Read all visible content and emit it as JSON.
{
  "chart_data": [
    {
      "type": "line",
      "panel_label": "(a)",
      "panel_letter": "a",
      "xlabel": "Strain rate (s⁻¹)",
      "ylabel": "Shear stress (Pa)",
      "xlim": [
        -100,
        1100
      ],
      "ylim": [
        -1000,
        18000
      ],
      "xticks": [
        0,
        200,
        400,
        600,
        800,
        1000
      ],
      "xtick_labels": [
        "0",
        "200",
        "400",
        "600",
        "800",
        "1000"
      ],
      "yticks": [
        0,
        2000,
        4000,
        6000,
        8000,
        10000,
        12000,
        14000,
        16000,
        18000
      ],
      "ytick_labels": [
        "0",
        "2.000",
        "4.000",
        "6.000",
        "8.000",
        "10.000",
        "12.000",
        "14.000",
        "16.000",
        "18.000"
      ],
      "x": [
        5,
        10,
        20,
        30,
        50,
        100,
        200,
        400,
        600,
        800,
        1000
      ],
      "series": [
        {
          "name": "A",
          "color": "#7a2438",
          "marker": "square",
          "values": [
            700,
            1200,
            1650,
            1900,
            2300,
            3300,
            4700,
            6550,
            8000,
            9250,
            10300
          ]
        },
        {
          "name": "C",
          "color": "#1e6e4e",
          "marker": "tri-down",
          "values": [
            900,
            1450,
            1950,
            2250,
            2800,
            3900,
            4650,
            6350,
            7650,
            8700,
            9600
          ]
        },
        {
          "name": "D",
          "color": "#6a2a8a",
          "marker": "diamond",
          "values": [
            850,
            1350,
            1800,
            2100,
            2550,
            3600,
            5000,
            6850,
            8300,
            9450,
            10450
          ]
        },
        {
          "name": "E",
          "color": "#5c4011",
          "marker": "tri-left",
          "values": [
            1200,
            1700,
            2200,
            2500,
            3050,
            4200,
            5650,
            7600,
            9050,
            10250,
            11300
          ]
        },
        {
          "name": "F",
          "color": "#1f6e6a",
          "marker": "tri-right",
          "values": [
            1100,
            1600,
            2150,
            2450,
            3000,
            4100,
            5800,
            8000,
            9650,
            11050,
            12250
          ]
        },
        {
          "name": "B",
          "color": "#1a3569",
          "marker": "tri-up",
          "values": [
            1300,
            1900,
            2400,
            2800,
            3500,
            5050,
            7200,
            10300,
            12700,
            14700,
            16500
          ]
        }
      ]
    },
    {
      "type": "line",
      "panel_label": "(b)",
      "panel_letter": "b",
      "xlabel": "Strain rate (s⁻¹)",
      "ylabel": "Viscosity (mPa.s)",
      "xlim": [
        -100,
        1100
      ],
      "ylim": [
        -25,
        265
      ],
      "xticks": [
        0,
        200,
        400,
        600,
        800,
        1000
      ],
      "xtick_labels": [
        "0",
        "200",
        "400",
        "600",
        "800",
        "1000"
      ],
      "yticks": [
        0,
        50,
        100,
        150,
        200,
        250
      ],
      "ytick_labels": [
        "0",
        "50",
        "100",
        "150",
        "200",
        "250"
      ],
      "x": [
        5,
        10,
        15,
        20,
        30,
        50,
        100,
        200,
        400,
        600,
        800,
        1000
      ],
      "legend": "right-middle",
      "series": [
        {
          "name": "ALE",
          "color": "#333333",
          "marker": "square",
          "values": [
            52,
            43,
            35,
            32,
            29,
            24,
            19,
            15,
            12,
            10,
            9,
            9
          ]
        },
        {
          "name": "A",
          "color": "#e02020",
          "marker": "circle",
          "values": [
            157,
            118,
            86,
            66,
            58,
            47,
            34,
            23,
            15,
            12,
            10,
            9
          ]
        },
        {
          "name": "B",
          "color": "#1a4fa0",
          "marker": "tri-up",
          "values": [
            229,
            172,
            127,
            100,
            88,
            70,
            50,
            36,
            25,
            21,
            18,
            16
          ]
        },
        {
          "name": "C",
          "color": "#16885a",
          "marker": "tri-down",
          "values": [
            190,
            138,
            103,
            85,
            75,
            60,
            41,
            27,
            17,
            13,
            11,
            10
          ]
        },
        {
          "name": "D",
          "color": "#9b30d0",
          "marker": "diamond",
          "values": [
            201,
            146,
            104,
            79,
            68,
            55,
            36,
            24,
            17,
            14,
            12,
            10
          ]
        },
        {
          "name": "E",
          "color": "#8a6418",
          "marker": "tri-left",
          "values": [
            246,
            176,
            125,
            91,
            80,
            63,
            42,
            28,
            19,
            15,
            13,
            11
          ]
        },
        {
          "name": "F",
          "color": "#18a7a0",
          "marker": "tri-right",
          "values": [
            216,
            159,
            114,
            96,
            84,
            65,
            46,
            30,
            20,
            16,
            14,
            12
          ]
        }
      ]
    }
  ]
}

:::::

#### [Task to complete]
The records above should be duplicated in full, exactly as given.

#### [Solved problem]
Read all visible content and emit it as JSON.
{
  "chart_data": [
    {
      "type": "line",
      "panel_label": "(a)",
      "panel_letter": "a",
      "xlabel": "Strain rate (s⁻¹)",
      "ylabel": "Shear stress (Pa)",
      "xlim": [
        -100,
        1100
      ],
      "ylim": [
        -1000,
        18000
      ],
      "xticks": [
        0,
        200,
        400,
        600,
        800,
        1000
      ],
      "xtick_labels": [
        "0",
        "200",
        "400",
        "600",
        "800",
        "1000"
      ],
      "yticks": [
        0,
        2000,
        4000,
        6000,
        8000,
        10000,
        12000,
        14000,
        16000,
        18000
      ],
      "ytick_labels": [
        "0",
        "2.000",
        "4.000",
        "6.000",
        "8.000",
        "10.000",
        "12.000",
        "14.000",
        "16.000",
        "18.000"
      ],
      "x": [
        5,
        10,
        20,
        30,
        50,
        100,
        200,
        400,
        600,
        800,
        1000
      ],
      "series": [
        {
          "name": "A",
          "color": "#7a2438",
          "marker": "square",
          "values": [
            700,
            1200,
            1650,
            1900,
            2300,
            3300,
            4700,
            6550,
            8000,
            9250,
            10300
          ]
        },
        {
          "name": "C",
          "color": "#1e6e4e",
          "marker": "tri-down",
          "values": [
            900,
            1450,
            1950,
            2250,
            2800,
            3900,
            4650,
            6350,
            7650,
            8700,
            9600
          ]
        },
        {
          "name": "D",
          "color": "#6a2a8a",
          "marker": "diamond",
          "values": [
            850,
            1350,
            1800,
            2100,
            2550,
            3600,
            5000,
            6850,
            8300,
            9450,
            10450
          ]
        },
        {
          "name": "E",
          "color": "#5c4011",
          "marker": "tri-left",
          "values": [
            1200,
            1700,
            2200,
            2500,
            3050,
            4200,
            5650,
            7600,
            9050,
            10250,
            11300
          ]
        },
        {
          "name": "F",
          "color": "#1f6e6a",
          "marker": "tri-right",
          "values": [
            1100,
            1600,
            2150,
            2450,
            3000,
            4100,
            5800,
            8000,
            9650,
            11050,
            12250
          ]
        },
        {
          "name": "B",
          "color": "#1a3569",
          "marker": "tri-up",
          "values": [
            1300,
            1900,
            2400,
            2800,
            3500,
            5050,
            7200,
            10300,
            12700,
            14700,
            16500
          ]
        }
      ]
    },
    {
      "type": "line",
      "panel_label": "(b)",
      "panel_letter": "b",
      "xlabel": "Strain rate (s⁻¹)",
      "ylabel": "Viscosity (mPa.s)",
      "xlim": [
        -100,
        1100
      ],
      "ylim": [
        -25,
        265
      ],
      "xticks": [
        0,
        200,
        400,
        600,
        800,
        1000
      ],
      "xtick_labels": [
        "0",
        "200",
        "400",
        "600",
        "800",
        "1000"
      ],
      "yticks": [
        0,
        50,
        100,
        150,
        200,
        250
      ],
      "ytick_labels": [
        "0",
        "50",
        "100",
        "150",
        "200",
        "250"
      ],
      "x": [
        5,
        10,
        15,
        20,
        30,
        50,
        100,
        200,
        400,
        600,
        800,
        1000
      ],
      "legend": "right-middle",
      "series": [
        {
          "name": "ALE",
          "color": "#333333",
          "marker": "square",
          "values": [
            52,
            43,
            35,
            32,
            29,
            24,
            19,
            15,
            12,
            10,
            9,
            9
          ]
        },
        {
          "name": "A",
          "color": "#e02020",
          "marker": "circle",
          "values": [
            157,
            118,
            86,
            66,
            58,
            47,
            34,
            23,
            15,
            12,
            10,
            9
          ]
        },
        {
          "name": "B",
          "color": "#1a4fa0",
          "marker": "tri-up",
          "values": [
            229,
            172,
            127,
            100,
            88,
            70,
            50,
            36,
            25,
            21,
            18,
            16
          ]
        },
        {
          "name": "C",
          "color": "#16885a",
          "marker": "tri-down",
          "values": [
            190,
            138,
            103,
            85,
            75,
            60,
            41,
            27,
            17,
            13,
            11,
            10
          ]
        },
        {
          "name": "D",
          "color": "#9b30d0",
          "marker": "diamond",
          "values": [
            201,
            146,
            104,
            79,
            68,
            55,
            36,
            24,
            17,
            14,
            12,
            10
          ]
        },
        {
          "name": "E",
          "color": "#8a6418",
          "marker": "tri-left",
          "values": [
            246,
            176,
            125,
            91,
            80,
            63,
            42,
            28,
            19,
            15,
            13,
            11
          ]
        },
        {
          "name": "F",
          "color": "#18a7a0",
          "marker": "tri-right",
          "values": [
            216,
            159,
            114,
            96,
            84,
            65,
            46,
            30,
            20,
            16,
            14,
            12
          ]
        }
      ]
    }
  ]
}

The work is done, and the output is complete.